▶ [TEKS YANG DIBERIKAN]

>>>

Mekanisme lain hidrolisat, konsentrat, dan isolat protein teripang dapat mempertahankan aktivitas enzim antioksidan intrasel SOD adalah diduga kandungan asam amino pada hidrolisat, konsentrat, dan isolat protein teripang dapat dijadikan sebagai bahan dasar untuk sintesis enzim antioksidan intrasel SOD. Peningkatan sintesis enzim SOD ini dapat digunakan untuk menetralisir radikal bebas, sehingga kandungan dan aktivitasnya dapat dipertahankan.

Enzim SOD termasuk dalam golongan metaloenzim. Berdasarkan kofaktor dan distribusinya didalam tubuh, enzim superoksida dismutase dibagi menjadi Mn-SOD dan Cu,Zn-SOD. Mn-SOD merupakan suatu homotetramer (96 kDa) yang mengandung satu atom mangan per subunit yang membentuk lingkaran dari Mn (III) ke Mn (II) dan kembali ke Mn (III) melalui dua tahap dismutasi dari superoxide. Mn-SOD ditemukan di mitokondria dari sel eukariotik serta keberadaannya sangat penting untuk kelangsungan hidup aerob dan pertahanan terhadap radikal bebas. Sedangkan Cu,Zn-SOD merupakan enzim yang mengandung dua subunit identik, dimana tiap subunit mengandung sekelompok logam, active site, dan disusun oleh atom tembaga dan seng. Studi biokimia yang

telah dilakukan menunjukkan bahwa enzim Cu,Zn-SOD merupakan suatu bentuk protein yang terlarut dan berasosiasi dengan sitoplasma dan inti (Mates & Jimenez 1999). Oleh karena SOD merupakan suatu protein, maka bahan dasar utama penyusunnya adalah asam amino. Pada penelitian ini diduga kandungan asam amino yang terdapat pada hidrolisat, konsentrat, dan isolat protein teripang merupakan bahan dasar untuk sintesis enzim antioksidan intrasel SOD. Menurut Lehninger (1994) proses sintesis protein melalui lima tahap utama yaitu: aktivasi asam amino, inisiasi rantai polipeptida, pemanjangan rantai polipeptida, penyempurnaan rantai polipeptida (transminasi dan pembebasan), serta pelipatan dan pengolahan.

<<<

▶ [TUGAS A]
Menurut teks tentang enzim SOD, di mana Mn-SOD ditemukan?
▶ [TUGAS B]
Lanjutkan teks tentang enzim SOD pada protein teripang, mulai setelah kalimat terakhirnya.

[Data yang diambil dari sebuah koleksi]
>>>

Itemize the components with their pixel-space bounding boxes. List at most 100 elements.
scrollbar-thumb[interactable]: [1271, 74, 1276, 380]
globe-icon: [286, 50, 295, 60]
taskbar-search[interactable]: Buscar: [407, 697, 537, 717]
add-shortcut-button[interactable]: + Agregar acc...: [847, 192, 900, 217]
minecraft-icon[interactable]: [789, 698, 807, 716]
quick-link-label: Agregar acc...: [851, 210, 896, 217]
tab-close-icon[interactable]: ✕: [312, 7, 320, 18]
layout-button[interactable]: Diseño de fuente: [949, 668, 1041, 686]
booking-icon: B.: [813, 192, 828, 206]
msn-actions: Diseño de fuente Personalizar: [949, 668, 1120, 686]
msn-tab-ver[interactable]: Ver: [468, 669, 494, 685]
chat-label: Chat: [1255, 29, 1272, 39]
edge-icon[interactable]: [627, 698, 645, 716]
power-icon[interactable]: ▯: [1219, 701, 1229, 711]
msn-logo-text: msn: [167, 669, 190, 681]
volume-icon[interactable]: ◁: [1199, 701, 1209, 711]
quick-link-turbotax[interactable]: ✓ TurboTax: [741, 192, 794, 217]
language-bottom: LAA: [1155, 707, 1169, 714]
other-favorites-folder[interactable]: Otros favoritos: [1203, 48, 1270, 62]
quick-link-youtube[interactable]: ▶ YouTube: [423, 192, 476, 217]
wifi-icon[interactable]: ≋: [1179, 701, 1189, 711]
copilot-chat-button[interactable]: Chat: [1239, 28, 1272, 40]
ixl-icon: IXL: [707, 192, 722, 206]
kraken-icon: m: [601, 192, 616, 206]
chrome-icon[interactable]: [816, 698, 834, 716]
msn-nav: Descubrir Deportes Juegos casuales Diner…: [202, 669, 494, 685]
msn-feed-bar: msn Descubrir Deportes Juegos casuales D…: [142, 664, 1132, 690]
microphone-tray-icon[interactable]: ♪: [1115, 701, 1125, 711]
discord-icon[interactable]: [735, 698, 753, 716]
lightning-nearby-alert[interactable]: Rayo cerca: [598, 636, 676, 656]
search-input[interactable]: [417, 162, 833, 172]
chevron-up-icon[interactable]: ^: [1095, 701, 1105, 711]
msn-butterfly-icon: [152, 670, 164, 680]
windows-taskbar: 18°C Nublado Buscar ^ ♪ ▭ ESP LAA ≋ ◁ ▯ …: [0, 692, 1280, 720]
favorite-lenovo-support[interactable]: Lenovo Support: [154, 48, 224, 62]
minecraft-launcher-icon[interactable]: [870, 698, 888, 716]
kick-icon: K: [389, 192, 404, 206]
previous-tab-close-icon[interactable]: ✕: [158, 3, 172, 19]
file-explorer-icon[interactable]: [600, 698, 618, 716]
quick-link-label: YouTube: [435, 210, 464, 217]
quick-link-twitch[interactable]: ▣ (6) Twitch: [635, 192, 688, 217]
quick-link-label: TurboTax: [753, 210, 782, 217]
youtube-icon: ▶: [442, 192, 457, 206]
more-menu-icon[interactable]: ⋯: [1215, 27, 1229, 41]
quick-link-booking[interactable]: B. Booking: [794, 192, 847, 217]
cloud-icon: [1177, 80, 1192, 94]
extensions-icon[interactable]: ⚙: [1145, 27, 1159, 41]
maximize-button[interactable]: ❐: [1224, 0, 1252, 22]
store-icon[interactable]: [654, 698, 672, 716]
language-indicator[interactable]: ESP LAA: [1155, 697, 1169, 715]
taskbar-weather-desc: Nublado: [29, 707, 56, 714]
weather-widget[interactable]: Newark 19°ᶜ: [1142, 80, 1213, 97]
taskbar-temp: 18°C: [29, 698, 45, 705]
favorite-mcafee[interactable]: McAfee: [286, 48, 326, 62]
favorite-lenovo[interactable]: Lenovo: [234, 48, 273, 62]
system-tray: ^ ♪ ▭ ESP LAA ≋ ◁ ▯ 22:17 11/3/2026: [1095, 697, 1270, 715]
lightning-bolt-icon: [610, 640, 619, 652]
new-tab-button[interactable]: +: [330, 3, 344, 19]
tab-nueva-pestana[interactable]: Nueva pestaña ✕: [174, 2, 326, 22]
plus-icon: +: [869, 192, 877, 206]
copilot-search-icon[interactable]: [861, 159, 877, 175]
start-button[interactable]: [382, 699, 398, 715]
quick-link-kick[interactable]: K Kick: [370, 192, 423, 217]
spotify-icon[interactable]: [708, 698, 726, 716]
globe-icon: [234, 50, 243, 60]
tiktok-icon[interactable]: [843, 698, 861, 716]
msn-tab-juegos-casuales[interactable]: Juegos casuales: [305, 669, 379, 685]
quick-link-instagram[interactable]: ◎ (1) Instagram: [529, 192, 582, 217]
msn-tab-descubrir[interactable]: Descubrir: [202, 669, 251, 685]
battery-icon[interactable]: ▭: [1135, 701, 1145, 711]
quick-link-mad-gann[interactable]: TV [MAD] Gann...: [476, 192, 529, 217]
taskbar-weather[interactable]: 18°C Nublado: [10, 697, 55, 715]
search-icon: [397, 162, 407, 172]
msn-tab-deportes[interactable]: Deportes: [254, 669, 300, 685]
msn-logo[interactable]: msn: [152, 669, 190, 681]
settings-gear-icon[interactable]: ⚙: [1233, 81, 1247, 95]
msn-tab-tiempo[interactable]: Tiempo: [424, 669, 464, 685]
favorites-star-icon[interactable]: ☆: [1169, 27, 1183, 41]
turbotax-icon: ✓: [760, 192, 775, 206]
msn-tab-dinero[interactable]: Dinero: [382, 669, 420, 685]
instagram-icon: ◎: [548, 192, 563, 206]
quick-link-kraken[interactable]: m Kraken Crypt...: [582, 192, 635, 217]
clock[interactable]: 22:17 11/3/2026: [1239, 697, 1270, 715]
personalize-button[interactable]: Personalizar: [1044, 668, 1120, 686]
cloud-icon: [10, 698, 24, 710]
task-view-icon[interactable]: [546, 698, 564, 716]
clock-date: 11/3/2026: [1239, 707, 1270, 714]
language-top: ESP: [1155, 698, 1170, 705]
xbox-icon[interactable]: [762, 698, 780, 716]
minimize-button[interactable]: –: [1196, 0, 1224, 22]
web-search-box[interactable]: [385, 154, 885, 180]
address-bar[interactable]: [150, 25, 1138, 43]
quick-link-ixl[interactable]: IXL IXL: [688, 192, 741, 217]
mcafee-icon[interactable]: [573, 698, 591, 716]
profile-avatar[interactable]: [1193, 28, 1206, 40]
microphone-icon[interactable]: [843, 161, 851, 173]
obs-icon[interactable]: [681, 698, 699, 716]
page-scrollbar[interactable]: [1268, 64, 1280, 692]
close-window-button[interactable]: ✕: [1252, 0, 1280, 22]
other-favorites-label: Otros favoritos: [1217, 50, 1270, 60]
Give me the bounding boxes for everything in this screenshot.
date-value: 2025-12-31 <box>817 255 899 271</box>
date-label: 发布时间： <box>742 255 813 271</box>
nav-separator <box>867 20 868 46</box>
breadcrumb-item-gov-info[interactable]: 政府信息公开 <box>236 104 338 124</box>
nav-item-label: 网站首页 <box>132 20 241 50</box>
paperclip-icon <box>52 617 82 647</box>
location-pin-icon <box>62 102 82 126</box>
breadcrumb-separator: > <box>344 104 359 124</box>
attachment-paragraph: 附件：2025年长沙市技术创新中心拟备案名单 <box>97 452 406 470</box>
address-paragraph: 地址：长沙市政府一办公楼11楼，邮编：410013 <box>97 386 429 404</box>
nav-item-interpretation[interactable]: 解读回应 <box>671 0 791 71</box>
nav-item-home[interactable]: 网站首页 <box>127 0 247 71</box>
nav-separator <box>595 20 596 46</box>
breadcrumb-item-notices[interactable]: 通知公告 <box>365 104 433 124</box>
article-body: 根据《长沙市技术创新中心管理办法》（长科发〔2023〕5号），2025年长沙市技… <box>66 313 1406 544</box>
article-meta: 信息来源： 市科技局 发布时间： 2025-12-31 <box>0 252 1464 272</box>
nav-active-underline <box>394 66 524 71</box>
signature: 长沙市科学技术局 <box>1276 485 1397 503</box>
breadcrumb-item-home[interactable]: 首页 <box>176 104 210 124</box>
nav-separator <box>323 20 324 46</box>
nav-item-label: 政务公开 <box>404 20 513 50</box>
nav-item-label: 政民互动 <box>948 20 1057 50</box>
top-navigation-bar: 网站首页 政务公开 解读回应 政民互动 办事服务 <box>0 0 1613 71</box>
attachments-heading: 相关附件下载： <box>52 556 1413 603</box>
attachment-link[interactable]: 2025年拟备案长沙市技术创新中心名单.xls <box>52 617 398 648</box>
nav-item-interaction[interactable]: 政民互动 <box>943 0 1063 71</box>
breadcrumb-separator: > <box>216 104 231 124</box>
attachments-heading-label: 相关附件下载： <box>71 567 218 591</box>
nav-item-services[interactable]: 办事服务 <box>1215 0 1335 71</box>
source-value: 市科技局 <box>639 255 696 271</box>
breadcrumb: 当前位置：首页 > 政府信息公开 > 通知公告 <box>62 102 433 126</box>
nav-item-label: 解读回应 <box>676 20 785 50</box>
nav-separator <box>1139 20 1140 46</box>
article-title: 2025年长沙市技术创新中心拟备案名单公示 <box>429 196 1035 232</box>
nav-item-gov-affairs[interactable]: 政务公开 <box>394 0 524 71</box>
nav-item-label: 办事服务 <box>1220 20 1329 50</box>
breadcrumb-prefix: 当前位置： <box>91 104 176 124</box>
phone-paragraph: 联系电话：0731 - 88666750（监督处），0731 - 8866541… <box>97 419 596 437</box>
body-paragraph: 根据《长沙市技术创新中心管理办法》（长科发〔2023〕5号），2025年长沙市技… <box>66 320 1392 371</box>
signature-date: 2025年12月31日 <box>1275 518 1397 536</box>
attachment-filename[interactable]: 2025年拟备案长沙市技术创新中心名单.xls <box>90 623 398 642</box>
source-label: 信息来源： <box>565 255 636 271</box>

<<<

▶ [JAWABAN A]
Di mitokondria sel eukariotik.

▶ [JAWABAN B]
Hasil-hasil penelitian menunjukkan bahwa peningkatan pemberian jumlah prekrusor asam amino pada kultur Saccharomyces cerevisiae menggunakan media glukosa terbatas akan meningkatkan total RNA dan jumlah protein, sehingga dapat meningkatkan sintesis enzim SOD (Gonzalez et al. 2003). Selanjutnya Liao et al. (2008) melaporkan bahwa pemberian asam amino fenilalanin, arginin, leusin, dan metionin yang dikombinasikan dengan Cu, H2O, dan Cl dapat meningkatkan sintesis enzim SOD. Sedangkan Cheng et al. (2006) telah meneliti kandungan Cu,Zn-SOD pada udang galah (Macrobranchium rosenbergii) yang tersusun atas lebih kurang 201 asam amino dan memiliki kemiripan 60% dengan lobster air tawar (Pacifastacus leniusculus ) dan 64% dengan kepiting (Callinectes sapidus).

Peranan peptida-peptida pendek yang terbentuk selama proses hidrolisis protein teripang diduga pula dapat mempertahankan aktivitas enzim intraseluler SOD. Peptida-peptida tersebut diduga memiliki sifat scavenging radikal dikarenakan kemampuan mendonorkan hidrogen dan dapat pula bereaksi dengan radikal untuk mengubah menjadi produk yang lebih stabil, sehingga menghentikan reaksi rantai radikal (Binsan et al. 2008). Suetsuna et al. (2000) menyatakan grup hidroksil fenolik pada asam amino aromatik seperti fenilalanin, triptopan, dan tirosin berpotensi mendonorkan elektron. Asam amino histidin (polar), prolin, alanin, dan leusin (non polar) berkontribusi pada scavenging radikal (Kim et al. 2001). Hernadez-Ledesman et al. (2005) menyatakan triptopan dan tirosin (grup indolik dan fenolik) merupakan donor hidrogen. Jun et al. (2004)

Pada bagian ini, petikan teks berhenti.